# START OF Records

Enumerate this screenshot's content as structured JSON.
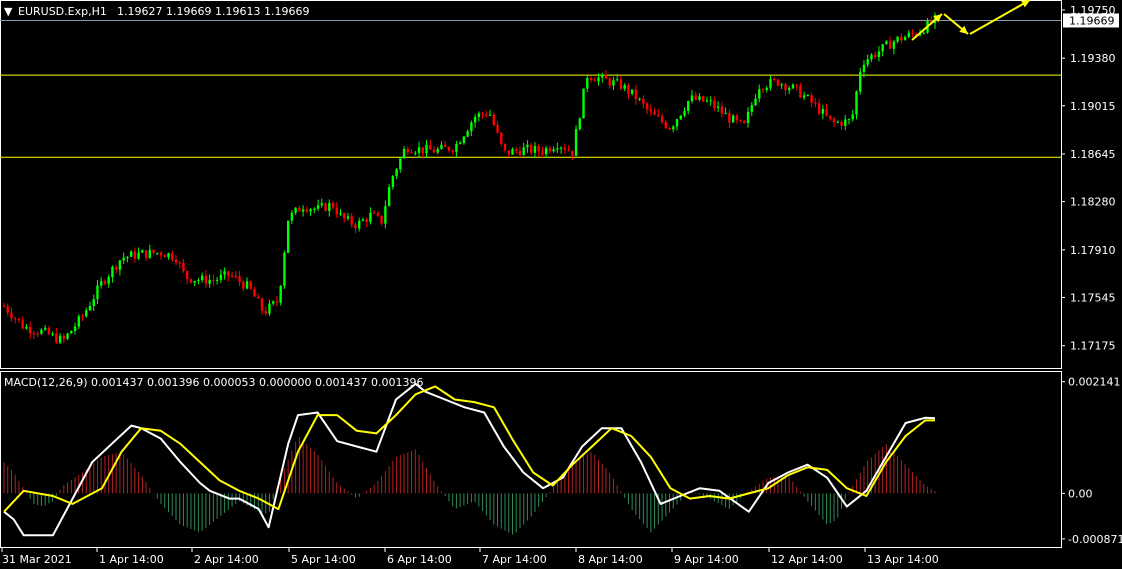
{
  "header": {
    "symbol_label": "EURUSD.Exp,H1",
    "ohlc_label": "1.19627 1.19669 1.19613 1.19669",
    "menu_icon": "triangle-down-icon"
  },
  "indicator": {
    "label": "MACD(12,26,9) 0.001437 0.001396 0.000053 0.000000 0.001437 0.001396"
  },
  "colors": {
    "background": "#000000",
    "grid_border": "#ffffff",
    "bull_candle": "#00ff00",
    "bear_candle": "#ff0000",
    "level_line": "#ffff00",
    "arrow": "#ffff00",
    "macd_line": "#ffffff",
    "signal_line": "#ffff00",
    "hist_positive": "#b22222",
    "hist_negative": "#2e8b57",
    "current_price_tag": "#ffffff"
  },
  "chart_data": [
    {
      "type": "candlestick",
      "title": "EURUSD.Exp,H1",
      "y_ticks": [
        "1.19750",
        "1.19380",
        "1.19015",
        "1.18645",
        "1.18280",
        "1.17910",
        "1.17545",
        "1.17175"
      ],
      "ylim": [
        1.1705,
        1.1978
      ],
      "current_price": "1.19669",
      "horizontal_levels": [
        1.1925,
        1.1862
      ],
      "trend_path": [
        {
          "x": 0.0,
          "y": 1.1748
        },
        {
          "x": 2.0,
          "y": 1.1732
        },
        {
          "x": 4.0,
          "y": 1.1728
        },
        {
          "x": 6.0,
          "y": 1.1721
        },
        {
          "x": 8.0,
          "y": 1.174
        },
        {
          "x": 10.0,
          "y": 1.1766
        },
        {
          "x": 12.0,
          "y": 1.1785
        },
        {
          "x": 14.0,
          "y": 1.1788
        },
        {
          "x": 16.0,
          "y": 1.1789
        },
        {
          "x": 17.5,
          "y": 1.1786
        },
        {
          "x": 18.5,
          "y": 1.177
        },
        {
          "x": 20.0,
          "y": 1.1768
        },
        {
          "x": 21.5,
          "y": 1.1768
        },
        {
          "x": 23.0,
          "y": 1.1772
        },
        {
          "x": 25.0,
          "y": 1.1762
        },
        {
          "x": 26.5,
          "y": 1.1743
        },
        {
          "x": 28.0,
          "y": 1.1752
        },
        {
          "x": 29.0,
          "y": 1.1815
        },
        {
          "x": 30.5,
          "y": 1.1825
        },
        {
          "x": 32.0,
          "y": 1.1822
        },
        {
          "x": 33.5,
          "y": 1.1826
        },
        {
          "x": 34.5,
          "y": 1.1815
        },
        {
          "x": 36.0,
          "y": 1.181
        },
        {
          "x": 37.5,
          "y": 1.1818
        },
        {
          "x": 38.5,
          "y": 1.1812
        },
        {
          "x": 39.5,
          "y": 1.1845
        },
        {
          "x": 41.0,
          "y": 1.187
        },
        {
          "x": 42.5,
          "y": 1.1868
        },
        {
          "x": 44.0,
          "y": 1.1867
        },
        {
          "x": 46.0,
          "y": 1.187
        },
        {
          "x": 48.0,
          "y": 1.1893
        },
        {
          "x": 49.5,
          "y": 1.1897
        },
        {
          "x": 51.0,
          "y": 1.1865
        },
        {
          "x": 53.0,
          "y": 1.1868
        },
        {
          "x": 55.0,
          "y": 1.1867
        },
        {
          "x": 56.5,
          "y": 1.1873
        },
        {
          "x": 58.0,
          "y": 1.1866
        },
        {
          "x": 59.5,
          "y": 1.1925
        },
        {
          "x": 61.0,
          "y": 1.1922
        },
        {
          "x": 63.0,
          "y": 1.1917
        },
        {
          "x": 64.5,
          "y": 1.1908
        },
        {
          "x": 66.0,
          "y": 1.1895
        },
        {
          "x": 68.0,
          "y": 1.1885
        },
        {
          "x": 70.0,
          "y": 1.1907
        },
        {
          "x": 72.0,
          "y": 1.1904
        },
        {
          "x": 74.0,
          "y": 1.1892
        },
        {
          "x": 75.5,
          "y": 1.1885
        },
        {
          "x": 77.0,
          "y": 1.1917
        },
        {
          "x": 79.0,
          "y": 1.192
        },
        {
          "x": 81.0,
          "y": 1.1913
        },
        {
          "x": 83.0,
          "y": 1.19
        },
        {
          "x": 84.5,
          "y": 1.1888
        },
        {
          "x": 86.5,
          "y": 1.189
        },
        {
          "x": 87.5,
          "y": 1.1935
        },
        {
          "x": 89.0,
          "y": 1.1942
        },
        {
          "x": 91.0,
          "y": 1.1952
        },
        {
          "x": 93.0,
          "y": 1.1957
        },
        {
          "x": 95.0,
          "y": 1.1967
        }
      ]
    },
    {
      "type": "line",
      "title": "MACD(12,26,9)",
      "y_ticks": [
        "0.002141",
        "0.00",
        "-0.000871"
      ],
      "ylim": [
        -0.00095,
        0.00225
      ],
      "x_ticks": [
        "31 Mar 2021",
        "1 Apr 14:00",
        "2 Apr 14:00",
        "5 Apr 14:00",
        "6 Apr 14:00",
        "7 Apr 14:00",
        "8 Apr 14:00",
        "9 Apr 14:00",
        "12 Apr 14:00",
        "13 Apr 14:00"
      ],
      "series": [
        {
          "values": [
            {
              "x": 0,
              "y": -0.00035
            },
            {
              "x": 1,
              "y": -0.0005
            },
            {
              "x": 2,
              "y": -0.0008
            },
            {
              "x": 5,
              "y": -0.0008
            },
            {
              "x": 6,
              "y": -0.00045
            },
            {
              "x": 9,
              "y": 0.0006
            },
            {
              "x": 11,
              "y": 0.00095
            },
            {
              "x": 13,
              "y": 0.0013
            },
            {
              "x": 14,
              "y": 0.00125
            },
            {
              "x": 16,
              "y": 0.00105
            },
            {
              "x": 18,
              "y": 0.0006
            },
            {
              "x": 20,
              "y": 0.0002
            },
            {
              "x": 21,
              "y": 5e-05
            },
            {
              "x": 23,
              "y": -0.0001
            },
            {
              "x": 24,
              "y": -0.0001
            },
            {
              "x": 26,
              "y": -0.0003
            },
            {
              "x": 27,
              "y": -0.00065
            },
            {
              "x": 29,
              "y": 0.00095
            },
            {
              "x": 30,
              "y": 0.0015
            },
            {
              "x": 32,
              "y": 0.00155
            },
            {
              "x": 34,
              "y": 0.001
            },
            {
              "x": 36,
              "y": 0.0009
            },
            {
              "x": 38,
              "y": 0.0008
            },
            {
              "x": 40,
              "y": 0.0018
            },
            {
              "x": 42,
              "y": 0.0021
            },
            {
              "x": 43,
              "y": 0.00195
            },
            {
              "x": 45,
              "y": 0.0018
            },
            {
              "x": 47,
              "y": 0.00165
            },
            {
              "x": 49,
              "y": 0.00155
            },
            {
              "x": 51,
              "y": 0.0009
            },
            {
              "x": 53,
              "y": 0.0004
            },
            {
              "x": 55,
              "y": 0.0001
            },
            {
              "x": 57,
              "y": 0.0003
            },
            {
              "x": 59,
              "y": 0.0009
            },
            {
              "x": 61,
              "y": 0.00125
            },
            {
              "x": 63,
              "y": 0.00125
            },
            {
              "x": 65,
              "y": 0.0006
            },
            {
              "x": 67,
              "y": -0.0002
            },
            {
              "x": 69,
              "y": -5e-05
            },
            {
              "x": 71,
              "y": 0.0001
            },
            {
              "x": 73,
              "y": 5e-05
            },
            {
              "x": 76,
              "y": -0.00035
            },
            {
              "x": 78,
              "y": 0.0002
            },
            {
              "x": 80,
              "y": 0.0004
            },
            {
              "x": 82,
              "y": 0.00055
            },
            {
              "x": 84,
              "y": 0.0003
            },
            {
              "x": 86,
              "y": -0.00025
            },
            {
              "x": 88,
              "y": 5e-05
            },
            {
              "x": 90,
              "y": 0.0007
            },
            {
              "x": 92,
              "y": 0.00135
            },
            {
              "x": 94,
              "y": 0.00145
            },
            {
              "x": 95,
              "y": 0.00144
            }
          ]
        },
        {
          "values": [
            {
              "x": 0,
              "y": -0.00035
            },
            {
              "x": 2,
              "y": 5e-05
            },
            {
              "x": 5,
              "y": -5e-05
            },
            {
              "x": 7,
              "y": -0.0002
            },
            {
              "x": 10,
              "y": 0.0001
            },
            {
              "x": 12,
              "y": 0.0008
            },
            {
              "x": 14,
              "y": 0.00125
            },
            {
              "x": 16,
              "y": 0.0012
            },
            {
              "x": 18,
              "y": 0.00095
            },
            {
              "x": 20,
              "y": 0.0006
            },
            {
              "x": 22,
              "y": 0.00025
            },
            {
              "x": 24,
              "y": 5e-05
            },
            {
              "x": 26,
              "y": -0.0001
            },
            {
              "x": 28,
              "y": -0.0003
            },
            {
              "x": 30,
              "y": 0.0008
            },
            {
              "x": 32,
              "y": 0.0015
            },
            {
              "x": 34,
              "y": 0.0015
            },
            {
              "x": 36,
              "y": 0.0012
            },
            {
              "x": 38,
              "y": 0.00115
            },
            {
              "x": 40,
              "y": 0.0015
            },
            {
              "x": 42,
              "y": 0.0019
            },
            {
              "x": 44,
              "y": 0.00205
            },
            {
              "x": 46,
              "y": 0.0018
            },
            {
              "x": 48,
              "y": 0.00175
            },
            {
              "x": 50,
              "y": 0.00165
            },
            {
              "x": 52,
              "y": 0.001
            },
            {
              "x": 54,
              "y": 0.0004
            },
            {
              "x": 56,
              "y": 0.00015
            },
            {
              "x": 58,
              "y": 0.00055
            },
            {
              "x": 60,
              "y": 0.0009
            },
            {
              "x": 62,
              "y": 0.00125
            },
            {
              "x": 64,
              "y": 0.0011
            },
            {
              "x": 66,
              "y": 0.0007
            },
            {
              "x": 68,
              "y": 0.0001
            },
            {
              "x": 70,
              "y": -0.0001
            },
            {
              "x": 72,
              "y": -5e-05
            },
            {
              "x": 74,
              "y": -0.0001
            },
            {
              "x": 76,
              "y": 0.0
            },
            {
              "x": 78,
              "y": 0.0001
            },
            {
              "x": 80,
              "y": 0.00035
            },
            {
              "x": 82,
              "y": 0.0005
            },
            {
              "x": 84,
              "y": 0.00045
            },
            {
              "x": 86,
              "y": 0.0001
            },
            {
              "x": 88,
              "y": -5e-05
            },
            {
              "x": 90,
              "y": 0.0006
            },
            {
              "x": 92,
              "y": 0.0011
            },
            {
              "x": 94,
              "y": 0.0014
            },
            {
              "x": 95,
              "y": 0.0014
            }
          ]
        }
      ],
      "histogram": [
        {
          "x": 0,
          "y": 0.0006
        },
        {
          "x": 1,
          "y": 0.0004
        },
        {
          "x": 2,
          "y": 0.0001
        },
        {
          "x": 3,
          "y": -0.0002
        },
        {
          "x": 4,
          "y": -0.00025
        },
        {
          "x": 5,
          "y": -0.00015
        },
        {
          "x": 6,
          "y": 0.00015
        },
        {
          "x": 8,
          "y": 0.0004
        },
        {
          "x": 10,
          "y": 0.0007
        },
        {
          "x": 12,
          "y": 0.0008
        },
        {
          "x": 14,
          "y": 0.00035
        },
        {
          "x": 16,
          "y": -0.0002
        },
        {
          "x": 18,
          "y": -0.0006
        },
        {
          "x": 20,
          "y": -0.00075
        },
        {
          "x": 22,
          "y": -0.00045
        },
        {
          "x": 24,
          "y": -0.00015
        },
        {
          "x": 26,
          "y": -0.00035
        },
        {
          "x": 27,
          "y": -0.0004
        },
        {
          "x": 28,
          "y": 0.0002
        },
        {
          "x": 30,
          "y": 0.0011
        },
        {
          "x": 32,
          "y": 0.00075
        },
        {
          "x": 34,
          "y": 0.0002
        },
        {
          "x": 36,
          "y": -0.0001
        },
        {
          "x": 38,
          "y": 0.0002
        },
        {
          "x": 40,
          "y": 0.0007
        },
        {
          "x": 42,
          "y": 0.00085
        },
        {
          "x": 44,
          "y": 0.0002
        },
        {
          "x": 46,
          "y": -0.0003
        },
        {
          "x": 48,
          "y": -0.00015
        },
        {
          "x": 50,
          "y": -0.0006
        },
        {
          "x": 52,
          "y": -0.0008
        },
        {
          "x": 54,
          "y": -0.0004
        },
        {
          "x": 56,
          "y": 0.0001
        },
        {
          "x": 58,
          "y": 0.0006
        },
        {
          "x": 60,
          "y": 0.0008
        },
        {
          "x": 62,
          "y": 0.00035
        },
        {
          "x": 64,
          "y": -0.0003
        },
        {
          "x": 66,
          "y": -0.00075
        },
        {
          "x": 68,
          "y": -0.00035
        },
        {
          "x": 70,
          "y": 5e-05
        },
        {
          "x": 72,
          "y": -0.0001
        },
        {
          "x": 74,
          "y": -0.0003
        },
        {
          "x": 76,
          "y": 5e-05
        },
        {
          "x": 78,
          "y": 0.0003
        },
        {
          "x": 80,
          "y": 0.00035
        },
        {
          "x": 82,
          "y": -0.00015
        },
        {
          "x": 84,
          "y": -0.0006
        },
        {
          "x": 85,
          "y": -0.0005
        },
        {
          "x": 86,
          "y": -5e-05
        },
        {
          "x": 88,
          "y": 0.0006
        },
        {
          "x": 90,
          "y": 0.00095
        },
        {
          "x": 92,
          "y": 0.00055
        },
        {
          "x": 94,
          "y": 0.00015
        },
        {
          "x": 95,
          "y": 5e-05
        }
      ]
    }
  ]
}
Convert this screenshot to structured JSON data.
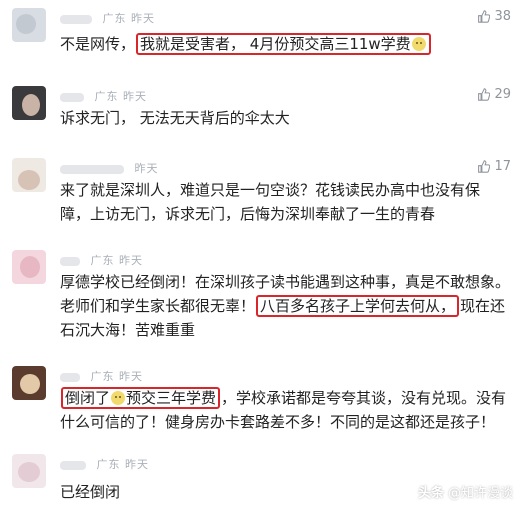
{
  "comments": [
    {
      "location": "广东",
      "time": "昨天",
      "likes": "38",
      "segments": [
        {
          "t": "不是网传，",
          "hl": false
        },
        {
          "t": "我就是受害者， 4月份预交高三11w学费",
          "hl": true
        }
      ]
    },
    {
      "location": "广东",
      "time": "昨天",
      "likes": "29",
      "segments": [
        {
          "t": "诉求无门， 无法无天背后的伞太大",
          "hl": false
        }
      ]
    },
    {
      "location": "",
      "time": "昨天",
      "likes": "17",
      "segments": [
        {
          "t": "来了就是深圳人，难道只是一句空谈？花钱读民办高中也没有保障，上访无门，诉求无门，后悔为深圳奉献了一生的青春",
          "hl": false
        }
      ]
    },
    {
      "location": "广东",
      "time": "昨天",
      "likes": "",
      "segments": [
        {
          "t": "厚德学校已经倒闭！在深圳孩子读书能遇到这种事，真是不敢想象。老师们和学生家长都很无辜！",
          "hl": false
        },
        {
          "t": "八百多名孩子上学何去何从，",
          "hl": true
        },
        {
          "t": "现在还石沉大海！苦难重重",
          "hl": false
        }
      ]
    },
    {
      "location": "广东",
      "time": "昨天",
      "likes": "",
      "segments": [
        {
          "t": "倒闭了",
          "hl": true,
          "emoji": true
        },
        {
          "t": "预交三年学费",
          "hl": true
        },
        {
          "t": "，学校承诺都是夸夸其谈，没有兑现。没有什么可信的了！健身房办卡套路差不多！不同的是这都还是孩子！",
          "hl": false
        }
      ]
    },
    {
      "location": "广东",
      "time": "昨天",
      "likes": "",
      "segments": [
        {
          "t": "已经倒闭",
          "hl": false
        }
      ]
    }
  ],
  "watermark": {
    "brand": "头条",
    "handle": "@知许漫谈"
  },
  "colors": {
    "highlight": "#d9262b",
    "meta": "#aab0b8",
    "text": "#222222"
  }
}
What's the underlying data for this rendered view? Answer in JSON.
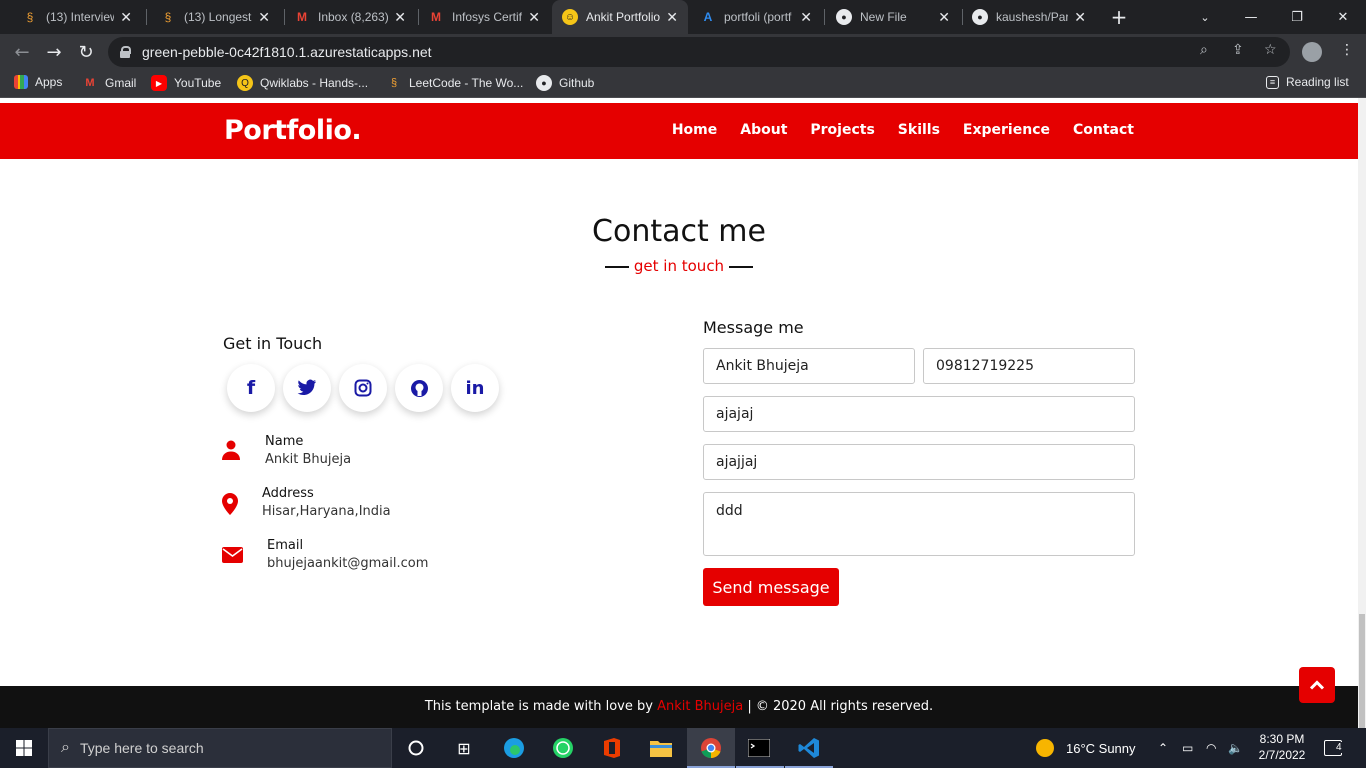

# END OF Records

◆ **Request**
Gather all lines with the string "EURUSD" from the data.

◆ **Written response**
    "symbol_label": "EURUSD.Exp,H1",
      "title": "EURUSD.Exp,H1",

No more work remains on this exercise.